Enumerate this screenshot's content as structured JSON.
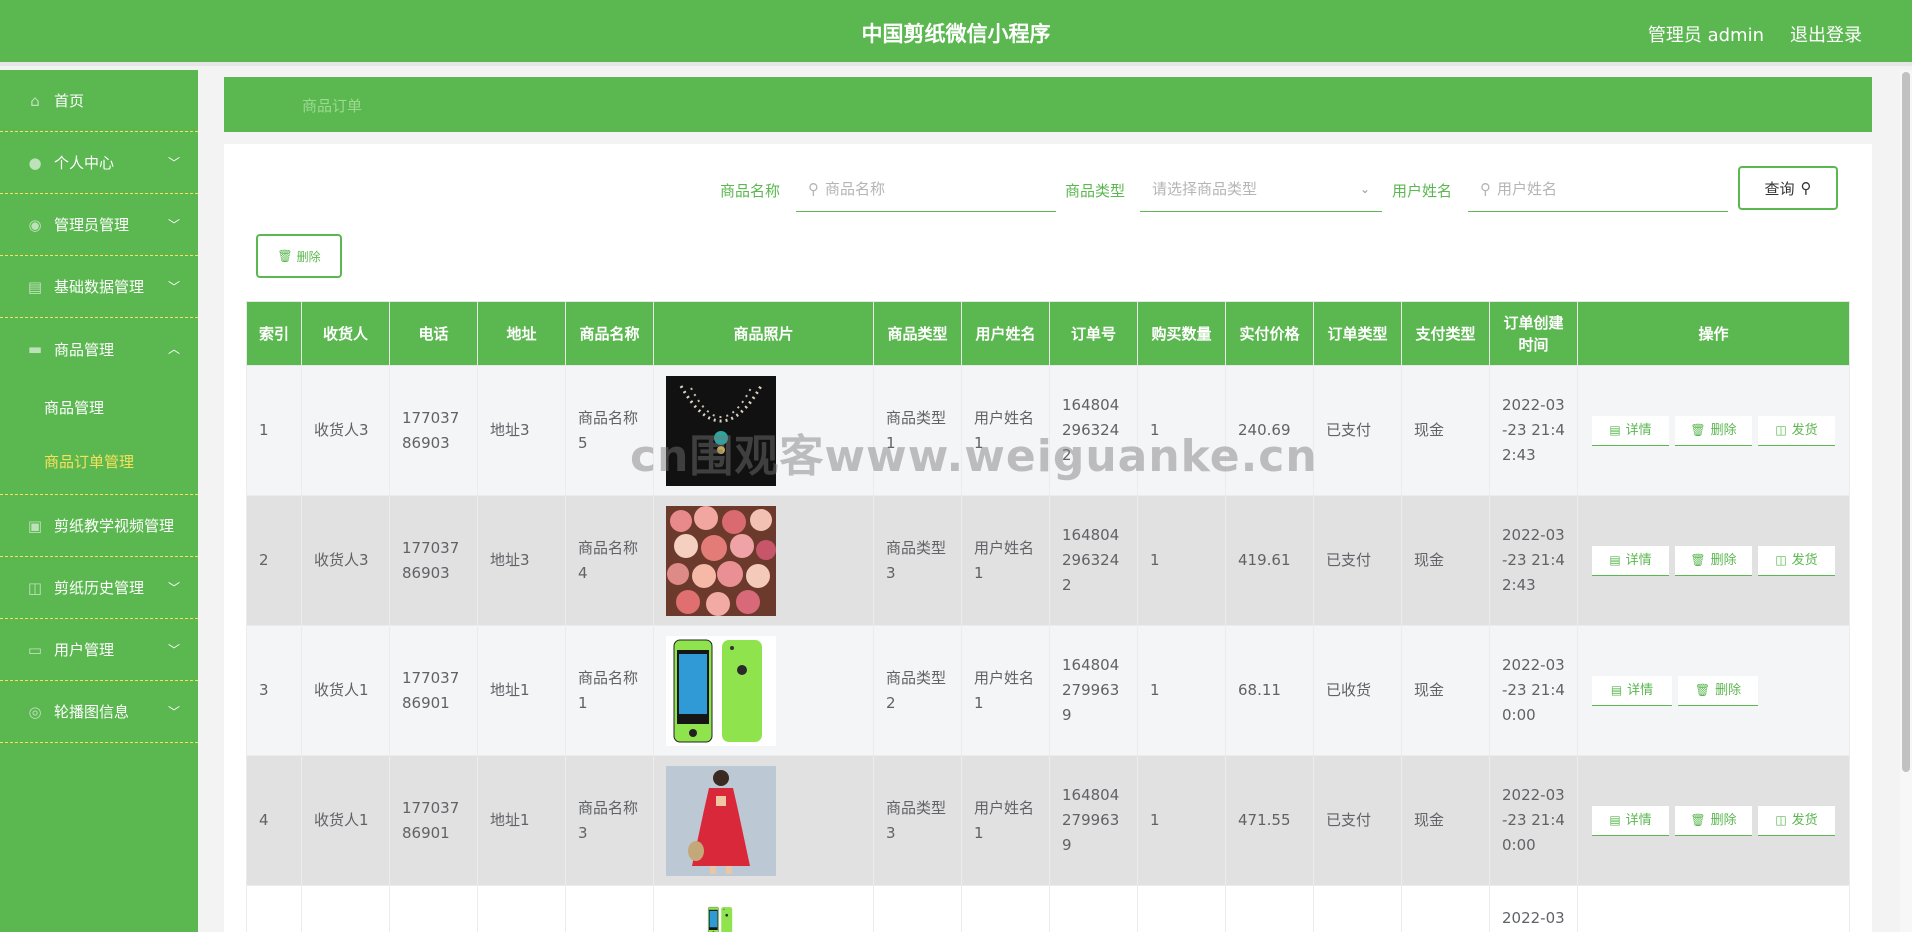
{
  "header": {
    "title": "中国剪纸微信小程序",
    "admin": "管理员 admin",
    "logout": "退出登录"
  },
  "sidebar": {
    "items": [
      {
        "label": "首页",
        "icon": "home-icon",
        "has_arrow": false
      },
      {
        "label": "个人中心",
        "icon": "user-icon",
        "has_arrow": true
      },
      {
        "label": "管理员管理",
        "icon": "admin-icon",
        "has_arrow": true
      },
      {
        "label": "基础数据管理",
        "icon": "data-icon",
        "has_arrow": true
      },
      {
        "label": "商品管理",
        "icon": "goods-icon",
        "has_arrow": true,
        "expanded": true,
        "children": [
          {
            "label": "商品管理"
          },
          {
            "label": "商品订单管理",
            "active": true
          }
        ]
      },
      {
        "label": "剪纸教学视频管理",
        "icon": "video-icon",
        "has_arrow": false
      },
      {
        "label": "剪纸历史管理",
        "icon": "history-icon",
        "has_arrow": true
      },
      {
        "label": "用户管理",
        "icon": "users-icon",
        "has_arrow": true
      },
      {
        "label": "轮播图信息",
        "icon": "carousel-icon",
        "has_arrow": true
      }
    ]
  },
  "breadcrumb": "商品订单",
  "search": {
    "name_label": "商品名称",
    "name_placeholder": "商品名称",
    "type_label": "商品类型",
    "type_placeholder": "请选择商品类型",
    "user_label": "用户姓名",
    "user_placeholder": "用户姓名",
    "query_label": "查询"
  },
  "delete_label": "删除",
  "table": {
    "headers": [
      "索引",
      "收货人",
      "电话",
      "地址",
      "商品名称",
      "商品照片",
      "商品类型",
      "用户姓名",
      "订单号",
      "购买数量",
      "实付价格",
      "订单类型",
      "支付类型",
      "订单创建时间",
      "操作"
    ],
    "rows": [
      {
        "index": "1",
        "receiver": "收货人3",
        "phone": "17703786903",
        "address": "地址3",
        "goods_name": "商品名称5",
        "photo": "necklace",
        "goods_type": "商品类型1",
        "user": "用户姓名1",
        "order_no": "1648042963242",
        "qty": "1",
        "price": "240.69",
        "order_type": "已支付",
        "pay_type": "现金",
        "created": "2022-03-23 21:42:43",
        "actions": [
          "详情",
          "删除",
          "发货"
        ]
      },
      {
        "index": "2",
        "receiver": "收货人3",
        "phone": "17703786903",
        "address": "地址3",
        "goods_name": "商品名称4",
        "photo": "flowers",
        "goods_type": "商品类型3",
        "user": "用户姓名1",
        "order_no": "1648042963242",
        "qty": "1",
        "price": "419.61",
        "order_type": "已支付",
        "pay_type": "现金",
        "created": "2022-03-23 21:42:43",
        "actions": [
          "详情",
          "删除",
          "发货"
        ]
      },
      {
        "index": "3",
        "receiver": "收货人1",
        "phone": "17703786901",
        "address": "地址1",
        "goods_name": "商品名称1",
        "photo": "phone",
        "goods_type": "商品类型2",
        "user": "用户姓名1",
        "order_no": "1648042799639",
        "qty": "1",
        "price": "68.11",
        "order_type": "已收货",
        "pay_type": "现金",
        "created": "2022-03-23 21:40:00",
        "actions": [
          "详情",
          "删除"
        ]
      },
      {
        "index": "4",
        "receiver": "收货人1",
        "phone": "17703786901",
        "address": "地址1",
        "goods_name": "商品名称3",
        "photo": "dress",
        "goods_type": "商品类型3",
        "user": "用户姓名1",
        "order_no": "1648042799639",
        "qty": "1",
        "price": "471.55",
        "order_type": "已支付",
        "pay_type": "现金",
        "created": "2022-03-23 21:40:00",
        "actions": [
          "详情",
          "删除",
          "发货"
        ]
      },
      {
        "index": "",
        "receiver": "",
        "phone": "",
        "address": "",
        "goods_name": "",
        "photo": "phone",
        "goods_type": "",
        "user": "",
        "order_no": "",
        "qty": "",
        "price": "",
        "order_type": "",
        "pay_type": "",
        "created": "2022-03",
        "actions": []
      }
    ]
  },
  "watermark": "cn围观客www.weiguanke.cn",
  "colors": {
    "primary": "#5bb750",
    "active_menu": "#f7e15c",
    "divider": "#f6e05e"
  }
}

> _Short exercise_: Transcribe the records above exactly as they appear, leaving out any pictures.

> _Reply_:
Enumerate this screenshot's content as structured JSON.
{
  "header": {
    "title": "中国剪纸微信小程序",
    "admin": "管理员 admin",
    "logout": "退出登录"
  },
  "sidebar": {
    "items": [
      {
        "label": "首页",
        "icon": "home-icon",
        "has_arrow": false
      },
      {
        "label": "个人中心",
        "icon": "user-icon",
        "has_arrow": true
      },
      {
        "label": "管理员管理",
        "icon": "admin-icon",
        "has_arrow": true
      },
      {
        "label": "基础数据管理",
        "icon": "data-icon",
        "has_arrow": true
      },
      {
        "label": "商品管理",
        "icon": "goods-icon",
        "has_arrow": true,
        "expanded": true,
        "children": [
          {
            "label": "商品管理"
          },
          {
            "label": "商品订单管理",
            "active": true
          }
        ]
      },
      {
        "label": "剪纸教学视频管理",
        "icon": "video-icon",
        "has_arrow": false
      },
      {
        "label": "剪纸历史管理",
        "icon": "history-icon",
        "has_arrow": true
      },
      {
        "label": "用户管理",
        "icon": "users-icon",
        "has_arrow": true
      },
      {
        "label": "轮播图信息",
        "icon": "carousel-icon",
        "has_arrow": true
      }
    ]
  },
  "breadcrumb": "商品订单",
  "search": {
    "name_label": "商品名称",
    "name_placeholder": "商品名称",
    "type_label": "商品类型",
    "type_placeholder": "请选择商品类型",
    "user_label": "用户姓名",
    "user_placeholder": "用户姓名",
    "query_label": "查询"
  },
  "delete_label": "删除",
  "table": {
    "headers": [
      "索引",
      "收货人",
      "电话",
      "地址",
      "商品名称",
      "商品照片",
      "商品类型",
      "用户姓名",
      "订单号",
      "购买数量",
      "实付价格",
      "订单类型",
      "支付类型",
      "订单创建时间",
      "操作"
    ],
    "rows": [
      {
        "index": "1",
        "receiver": "收货人3",
        "phone": "17703786903",
        "address": "地址3",
        "goods_name": "商品名称5",
        "photo": "necklace",
        "goods_type": "商品类型1",
        "user": "用户姓名1",
        "order_no": "1648042963242",
        "qty": "1",
        "price": "240.69",
        "order_type": "已支付",
        "pay_type": "现金",
        "created": "2022-03-23 21:42:43",
        "actions": [
          "详情",
          "删除",
          "发货"
        ]
      },
      {
        "index": "2",
        "receiver": "收货人3",
        "phone": "17703786903",
        "address": "地址3",
        "goods_name": "商品名称4",
        "photo": "flowers",
        "goods_type": "商品类型3",
        "user": "用户姓名1",
        "order_no": "1648042963242",
        "qty": "1",
        "price": "419.61",
        "order_type": "已支付",
        "pay_type": "现金",
        "created": "2022-03-23 21:42:43",
        "actions": [
          "详情",
          "删除",
          "发货"
        ]
      },
      {
        "index": "3",
        "receiver": "收货人1",
        "phone": "17703786901",
        "address": "地址1",
        "goods_name": "商品名称1",
        "photo": "phone",
        "goods_type": "商品类型2",
        "user": "用户姓名1",
        "order_no": "1648042799639",
        "qty": "1",
        "price": "68.11",
        "order_type": "已收货",
        "pay_type": "现金",
        "created": "2022-03-23 21:40:00",
        "actions": [
          "详情",
          "删除"
        ]
      },
      {
        "index": "4",
        "receiver": "收货人1",
        "phone": "17703786901",
        "address": "地址1",
        "goods_name": "商品名称3",
        "photo": "dress",
        "goods_type": "商品类型3",
        "user": "用户姓名1",
        "order_no": "1648042799639",
        "qty": "1",
        "price": "471.55",
        "order_type": "已支付",
        "pay_type": "现金",
        "created": "2022-03-23 21:40:00",
        "actions": [
          "详情",
          "删除",
          "发货"
        ]
      },
      {
        "index": "",
        "receiver": "",
        "phone": "",
        "address": "",
        "goods_name": "",
        "photo": "phone",
        "goods_type": "",
        "user": "",
        "order_no": "",
        "qty": "",
        "price": "",
        "order_type": "",
        "pay_type": "",
        "created": "2022-03",
        "actions": []
      }
    ]
  },
  "watermark": "cn围观客www.weiguanke.cn",
  "colors": {
    "primary": "#5bb750",
    "active_menu": "#f7e15c",
    "divider": "#f6e05e"
  }
}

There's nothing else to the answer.